To be done:
For each line below that contains the string "icon", copy that line.

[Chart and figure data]
________________________________________
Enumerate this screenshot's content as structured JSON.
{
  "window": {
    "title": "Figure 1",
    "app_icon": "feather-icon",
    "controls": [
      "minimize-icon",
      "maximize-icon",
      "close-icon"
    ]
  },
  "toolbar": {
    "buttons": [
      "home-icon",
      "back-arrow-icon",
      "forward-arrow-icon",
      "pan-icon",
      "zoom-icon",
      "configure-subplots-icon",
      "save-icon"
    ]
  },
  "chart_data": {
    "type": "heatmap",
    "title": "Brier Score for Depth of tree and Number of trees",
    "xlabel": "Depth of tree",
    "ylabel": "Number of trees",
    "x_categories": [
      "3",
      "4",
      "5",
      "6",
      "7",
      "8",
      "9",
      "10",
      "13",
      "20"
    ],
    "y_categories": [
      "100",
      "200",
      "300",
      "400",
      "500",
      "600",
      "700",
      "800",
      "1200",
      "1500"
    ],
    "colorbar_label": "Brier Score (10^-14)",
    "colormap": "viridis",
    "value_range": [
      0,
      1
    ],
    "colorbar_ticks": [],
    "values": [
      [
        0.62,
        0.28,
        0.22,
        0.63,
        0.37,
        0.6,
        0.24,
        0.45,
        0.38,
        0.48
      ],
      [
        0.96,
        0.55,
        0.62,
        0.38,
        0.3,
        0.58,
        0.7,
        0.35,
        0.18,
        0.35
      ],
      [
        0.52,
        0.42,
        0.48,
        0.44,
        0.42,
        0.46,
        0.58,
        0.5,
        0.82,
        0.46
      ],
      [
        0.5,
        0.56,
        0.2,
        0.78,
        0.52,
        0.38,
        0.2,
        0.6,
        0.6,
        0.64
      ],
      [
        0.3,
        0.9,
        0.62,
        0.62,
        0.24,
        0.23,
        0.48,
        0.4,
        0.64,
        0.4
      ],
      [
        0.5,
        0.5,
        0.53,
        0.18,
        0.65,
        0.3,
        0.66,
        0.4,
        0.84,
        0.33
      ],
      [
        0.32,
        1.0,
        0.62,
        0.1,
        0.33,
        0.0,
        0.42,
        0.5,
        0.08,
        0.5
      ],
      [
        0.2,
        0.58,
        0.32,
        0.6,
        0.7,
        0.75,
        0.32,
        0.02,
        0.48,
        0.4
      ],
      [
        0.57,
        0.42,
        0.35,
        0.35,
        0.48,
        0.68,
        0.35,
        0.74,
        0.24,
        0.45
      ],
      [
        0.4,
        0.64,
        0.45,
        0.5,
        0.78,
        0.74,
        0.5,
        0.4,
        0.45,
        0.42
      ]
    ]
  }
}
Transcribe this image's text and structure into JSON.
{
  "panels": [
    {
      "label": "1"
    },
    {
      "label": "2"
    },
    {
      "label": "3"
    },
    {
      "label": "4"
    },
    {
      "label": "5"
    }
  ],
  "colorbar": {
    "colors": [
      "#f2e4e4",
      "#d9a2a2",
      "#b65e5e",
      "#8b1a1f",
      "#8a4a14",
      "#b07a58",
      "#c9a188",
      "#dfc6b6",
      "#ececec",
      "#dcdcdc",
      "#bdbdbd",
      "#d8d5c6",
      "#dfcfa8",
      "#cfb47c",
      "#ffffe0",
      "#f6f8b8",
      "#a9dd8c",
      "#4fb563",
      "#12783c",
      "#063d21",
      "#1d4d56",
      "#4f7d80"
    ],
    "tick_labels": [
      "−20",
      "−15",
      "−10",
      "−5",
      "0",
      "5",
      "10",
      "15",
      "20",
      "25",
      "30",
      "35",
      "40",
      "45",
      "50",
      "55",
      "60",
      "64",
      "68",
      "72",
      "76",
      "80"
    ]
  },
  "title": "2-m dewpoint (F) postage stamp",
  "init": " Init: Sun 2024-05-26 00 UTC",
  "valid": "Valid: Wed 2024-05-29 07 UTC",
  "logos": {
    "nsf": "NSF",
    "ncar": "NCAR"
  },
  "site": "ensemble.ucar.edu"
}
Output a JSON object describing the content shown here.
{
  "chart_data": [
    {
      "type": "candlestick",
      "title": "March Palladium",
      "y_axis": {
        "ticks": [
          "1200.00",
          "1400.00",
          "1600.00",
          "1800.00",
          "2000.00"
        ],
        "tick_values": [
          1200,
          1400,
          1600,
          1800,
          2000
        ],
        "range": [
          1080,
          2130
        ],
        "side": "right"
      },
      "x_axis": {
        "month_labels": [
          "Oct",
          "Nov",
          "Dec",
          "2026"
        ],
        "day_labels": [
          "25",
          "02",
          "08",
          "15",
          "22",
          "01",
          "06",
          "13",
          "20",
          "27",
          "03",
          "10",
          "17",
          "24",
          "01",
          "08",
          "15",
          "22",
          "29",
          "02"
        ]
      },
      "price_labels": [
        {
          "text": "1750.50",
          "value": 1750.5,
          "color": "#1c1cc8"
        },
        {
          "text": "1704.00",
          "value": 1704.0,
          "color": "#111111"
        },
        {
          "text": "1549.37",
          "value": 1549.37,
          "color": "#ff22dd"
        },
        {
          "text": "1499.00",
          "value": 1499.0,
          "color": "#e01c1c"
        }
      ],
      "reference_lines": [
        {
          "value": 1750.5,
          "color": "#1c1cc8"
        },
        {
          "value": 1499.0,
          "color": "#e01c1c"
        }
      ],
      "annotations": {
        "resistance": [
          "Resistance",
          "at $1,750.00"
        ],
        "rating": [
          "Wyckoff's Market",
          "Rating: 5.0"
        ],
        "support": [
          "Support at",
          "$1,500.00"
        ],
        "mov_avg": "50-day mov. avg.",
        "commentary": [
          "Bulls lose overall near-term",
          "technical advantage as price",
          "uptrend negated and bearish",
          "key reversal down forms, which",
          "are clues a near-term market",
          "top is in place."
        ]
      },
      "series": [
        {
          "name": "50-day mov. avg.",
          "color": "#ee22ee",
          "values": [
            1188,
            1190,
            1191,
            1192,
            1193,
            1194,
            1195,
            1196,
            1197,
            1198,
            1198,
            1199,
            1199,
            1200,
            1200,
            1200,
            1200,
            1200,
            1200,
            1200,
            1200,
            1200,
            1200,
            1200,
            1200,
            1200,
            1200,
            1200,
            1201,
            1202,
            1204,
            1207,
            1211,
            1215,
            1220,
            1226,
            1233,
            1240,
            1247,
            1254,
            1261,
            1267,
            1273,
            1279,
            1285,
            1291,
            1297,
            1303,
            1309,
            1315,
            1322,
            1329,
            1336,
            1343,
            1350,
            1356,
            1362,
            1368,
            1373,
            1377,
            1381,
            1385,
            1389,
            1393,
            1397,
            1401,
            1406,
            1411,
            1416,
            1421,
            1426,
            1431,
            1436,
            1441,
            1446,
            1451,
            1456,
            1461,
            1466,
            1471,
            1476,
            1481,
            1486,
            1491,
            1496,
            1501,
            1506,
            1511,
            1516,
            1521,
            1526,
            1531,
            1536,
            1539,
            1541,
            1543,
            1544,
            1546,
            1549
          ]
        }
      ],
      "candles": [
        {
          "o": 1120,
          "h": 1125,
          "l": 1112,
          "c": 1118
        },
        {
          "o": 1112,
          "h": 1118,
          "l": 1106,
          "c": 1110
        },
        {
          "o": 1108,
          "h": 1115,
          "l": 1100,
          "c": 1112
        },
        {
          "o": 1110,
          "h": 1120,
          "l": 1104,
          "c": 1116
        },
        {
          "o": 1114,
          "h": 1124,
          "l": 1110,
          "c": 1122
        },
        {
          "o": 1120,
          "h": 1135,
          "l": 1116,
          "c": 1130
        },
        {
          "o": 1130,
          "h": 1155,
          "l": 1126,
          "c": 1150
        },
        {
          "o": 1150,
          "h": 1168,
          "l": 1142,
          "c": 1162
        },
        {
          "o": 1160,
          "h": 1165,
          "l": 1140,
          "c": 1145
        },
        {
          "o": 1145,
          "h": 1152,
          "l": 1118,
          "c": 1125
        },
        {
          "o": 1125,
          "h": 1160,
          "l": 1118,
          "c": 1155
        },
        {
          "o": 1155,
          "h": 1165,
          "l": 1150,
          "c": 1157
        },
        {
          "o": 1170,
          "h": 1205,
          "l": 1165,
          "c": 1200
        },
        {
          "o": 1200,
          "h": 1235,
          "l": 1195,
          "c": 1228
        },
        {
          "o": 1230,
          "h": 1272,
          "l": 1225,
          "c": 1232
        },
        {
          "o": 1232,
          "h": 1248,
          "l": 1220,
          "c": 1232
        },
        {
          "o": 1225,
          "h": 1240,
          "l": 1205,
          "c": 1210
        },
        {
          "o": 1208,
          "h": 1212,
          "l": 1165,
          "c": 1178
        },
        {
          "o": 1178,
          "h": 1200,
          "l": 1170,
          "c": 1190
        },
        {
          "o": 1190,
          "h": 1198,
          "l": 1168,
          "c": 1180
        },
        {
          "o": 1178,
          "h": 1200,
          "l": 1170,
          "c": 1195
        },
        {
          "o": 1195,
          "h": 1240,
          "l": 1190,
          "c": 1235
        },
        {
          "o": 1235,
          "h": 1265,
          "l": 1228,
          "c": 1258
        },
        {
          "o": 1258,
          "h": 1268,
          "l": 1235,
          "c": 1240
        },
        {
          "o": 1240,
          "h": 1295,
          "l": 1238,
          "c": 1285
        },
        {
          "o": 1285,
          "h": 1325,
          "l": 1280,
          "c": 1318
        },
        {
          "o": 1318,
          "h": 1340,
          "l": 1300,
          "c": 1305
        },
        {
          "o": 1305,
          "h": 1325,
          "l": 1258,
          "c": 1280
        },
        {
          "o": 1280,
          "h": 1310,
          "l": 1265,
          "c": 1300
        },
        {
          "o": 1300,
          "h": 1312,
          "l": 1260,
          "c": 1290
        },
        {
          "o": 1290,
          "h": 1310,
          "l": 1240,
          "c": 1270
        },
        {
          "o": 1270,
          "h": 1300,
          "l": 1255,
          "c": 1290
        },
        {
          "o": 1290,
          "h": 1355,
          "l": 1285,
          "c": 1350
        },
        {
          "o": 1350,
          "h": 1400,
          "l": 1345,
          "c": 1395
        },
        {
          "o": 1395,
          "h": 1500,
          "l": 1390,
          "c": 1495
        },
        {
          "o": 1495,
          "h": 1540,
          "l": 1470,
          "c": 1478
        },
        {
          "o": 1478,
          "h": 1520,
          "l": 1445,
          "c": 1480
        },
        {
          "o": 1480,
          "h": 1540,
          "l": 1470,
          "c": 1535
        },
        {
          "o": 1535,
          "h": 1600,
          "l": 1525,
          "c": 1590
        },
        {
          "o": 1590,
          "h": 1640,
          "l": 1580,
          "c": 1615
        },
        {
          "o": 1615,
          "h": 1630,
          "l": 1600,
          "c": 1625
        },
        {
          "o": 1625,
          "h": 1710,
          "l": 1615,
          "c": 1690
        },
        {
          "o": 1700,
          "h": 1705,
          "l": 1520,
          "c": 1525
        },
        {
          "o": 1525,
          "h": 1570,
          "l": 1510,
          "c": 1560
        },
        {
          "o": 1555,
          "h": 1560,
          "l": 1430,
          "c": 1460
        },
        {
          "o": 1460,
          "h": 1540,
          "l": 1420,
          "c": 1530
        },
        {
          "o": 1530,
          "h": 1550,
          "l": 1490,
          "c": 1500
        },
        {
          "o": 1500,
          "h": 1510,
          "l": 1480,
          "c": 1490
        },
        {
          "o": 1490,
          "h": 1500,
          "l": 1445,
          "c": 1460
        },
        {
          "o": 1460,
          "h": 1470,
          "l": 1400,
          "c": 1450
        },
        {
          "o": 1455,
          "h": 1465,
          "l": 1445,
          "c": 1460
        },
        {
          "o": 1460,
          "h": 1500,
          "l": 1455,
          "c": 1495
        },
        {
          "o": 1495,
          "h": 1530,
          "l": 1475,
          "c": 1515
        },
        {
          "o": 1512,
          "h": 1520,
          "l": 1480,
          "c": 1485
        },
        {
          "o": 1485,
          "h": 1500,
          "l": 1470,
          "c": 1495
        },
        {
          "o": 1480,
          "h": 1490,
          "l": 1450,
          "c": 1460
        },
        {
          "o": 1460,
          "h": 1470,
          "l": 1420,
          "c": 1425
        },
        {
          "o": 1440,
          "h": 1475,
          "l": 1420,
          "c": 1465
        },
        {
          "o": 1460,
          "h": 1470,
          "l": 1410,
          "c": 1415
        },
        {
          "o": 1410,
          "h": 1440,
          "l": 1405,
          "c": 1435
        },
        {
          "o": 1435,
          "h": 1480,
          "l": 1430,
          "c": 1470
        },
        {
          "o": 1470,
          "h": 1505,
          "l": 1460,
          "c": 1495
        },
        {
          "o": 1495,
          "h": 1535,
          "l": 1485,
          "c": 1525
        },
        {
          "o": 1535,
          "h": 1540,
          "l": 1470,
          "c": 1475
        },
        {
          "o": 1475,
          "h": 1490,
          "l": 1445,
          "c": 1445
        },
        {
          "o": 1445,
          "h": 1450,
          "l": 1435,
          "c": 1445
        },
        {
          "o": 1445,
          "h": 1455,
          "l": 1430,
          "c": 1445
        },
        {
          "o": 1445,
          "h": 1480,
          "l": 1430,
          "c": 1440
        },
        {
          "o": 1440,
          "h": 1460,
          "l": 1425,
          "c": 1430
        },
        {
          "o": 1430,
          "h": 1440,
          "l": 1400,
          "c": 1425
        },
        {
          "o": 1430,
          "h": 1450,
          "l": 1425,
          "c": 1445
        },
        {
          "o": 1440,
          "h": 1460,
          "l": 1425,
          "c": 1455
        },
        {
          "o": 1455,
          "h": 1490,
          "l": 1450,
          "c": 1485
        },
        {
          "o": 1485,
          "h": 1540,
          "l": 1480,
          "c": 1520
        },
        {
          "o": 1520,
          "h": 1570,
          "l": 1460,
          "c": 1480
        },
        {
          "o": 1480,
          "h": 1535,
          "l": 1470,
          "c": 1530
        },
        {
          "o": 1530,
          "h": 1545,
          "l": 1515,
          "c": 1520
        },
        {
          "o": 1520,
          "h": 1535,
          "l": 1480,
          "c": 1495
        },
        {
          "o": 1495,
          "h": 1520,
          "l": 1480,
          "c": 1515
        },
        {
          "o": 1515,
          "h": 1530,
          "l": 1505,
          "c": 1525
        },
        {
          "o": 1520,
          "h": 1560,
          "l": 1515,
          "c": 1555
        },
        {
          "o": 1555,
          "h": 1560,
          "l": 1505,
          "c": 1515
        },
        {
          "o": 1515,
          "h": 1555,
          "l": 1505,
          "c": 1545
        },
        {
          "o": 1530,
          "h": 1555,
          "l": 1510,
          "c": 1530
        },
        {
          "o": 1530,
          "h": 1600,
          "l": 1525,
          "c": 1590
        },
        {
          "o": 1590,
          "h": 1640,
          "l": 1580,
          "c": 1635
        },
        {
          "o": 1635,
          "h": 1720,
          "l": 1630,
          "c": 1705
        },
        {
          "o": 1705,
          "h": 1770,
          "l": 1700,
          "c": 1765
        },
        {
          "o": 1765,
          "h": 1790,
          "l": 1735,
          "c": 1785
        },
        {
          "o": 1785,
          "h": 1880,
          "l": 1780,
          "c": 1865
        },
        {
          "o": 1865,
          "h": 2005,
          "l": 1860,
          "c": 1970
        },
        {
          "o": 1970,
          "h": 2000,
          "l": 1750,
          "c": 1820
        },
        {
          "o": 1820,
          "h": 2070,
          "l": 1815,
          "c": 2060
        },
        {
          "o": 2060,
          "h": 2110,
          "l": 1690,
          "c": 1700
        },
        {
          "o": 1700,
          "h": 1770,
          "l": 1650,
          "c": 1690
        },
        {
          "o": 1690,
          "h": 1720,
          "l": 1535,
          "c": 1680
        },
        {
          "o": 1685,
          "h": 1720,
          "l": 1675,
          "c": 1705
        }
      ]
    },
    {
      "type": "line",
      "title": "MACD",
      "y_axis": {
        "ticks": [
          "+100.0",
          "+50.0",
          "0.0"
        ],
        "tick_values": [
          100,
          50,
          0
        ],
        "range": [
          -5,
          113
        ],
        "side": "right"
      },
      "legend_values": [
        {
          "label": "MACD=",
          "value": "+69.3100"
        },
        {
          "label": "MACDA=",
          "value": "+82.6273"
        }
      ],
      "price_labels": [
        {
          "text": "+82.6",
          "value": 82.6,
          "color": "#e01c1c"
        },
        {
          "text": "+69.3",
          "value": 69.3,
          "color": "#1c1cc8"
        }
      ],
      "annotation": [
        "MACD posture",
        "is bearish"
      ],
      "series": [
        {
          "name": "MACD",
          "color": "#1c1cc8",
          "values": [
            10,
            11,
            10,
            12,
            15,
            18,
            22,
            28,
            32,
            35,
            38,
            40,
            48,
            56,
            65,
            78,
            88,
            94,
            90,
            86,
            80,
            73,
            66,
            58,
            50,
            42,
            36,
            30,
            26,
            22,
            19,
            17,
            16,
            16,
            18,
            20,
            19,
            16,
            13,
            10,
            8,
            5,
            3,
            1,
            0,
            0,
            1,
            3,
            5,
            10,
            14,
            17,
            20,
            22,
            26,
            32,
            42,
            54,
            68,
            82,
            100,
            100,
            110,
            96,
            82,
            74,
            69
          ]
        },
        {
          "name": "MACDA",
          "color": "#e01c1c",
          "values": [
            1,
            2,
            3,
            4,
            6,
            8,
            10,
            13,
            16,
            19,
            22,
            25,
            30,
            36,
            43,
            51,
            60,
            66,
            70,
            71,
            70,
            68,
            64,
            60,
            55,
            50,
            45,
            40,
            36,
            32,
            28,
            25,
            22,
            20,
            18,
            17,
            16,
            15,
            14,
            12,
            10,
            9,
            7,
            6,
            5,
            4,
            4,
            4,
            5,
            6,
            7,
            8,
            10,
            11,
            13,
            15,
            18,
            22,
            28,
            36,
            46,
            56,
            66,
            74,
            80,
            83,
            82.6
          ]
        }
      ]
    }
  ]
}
________________________________________
Exercise response:
    "app_icon": "feather-icon",
      "minimize-icon",
      "maximize-icon",
      "close-icon"
      "home-icon",
      "back-arrow-icon",
      "forward-arrow-icon",
      "pan-icon",
      "zoom-icon",
      "configure-subplots-icon",
      "save-icon"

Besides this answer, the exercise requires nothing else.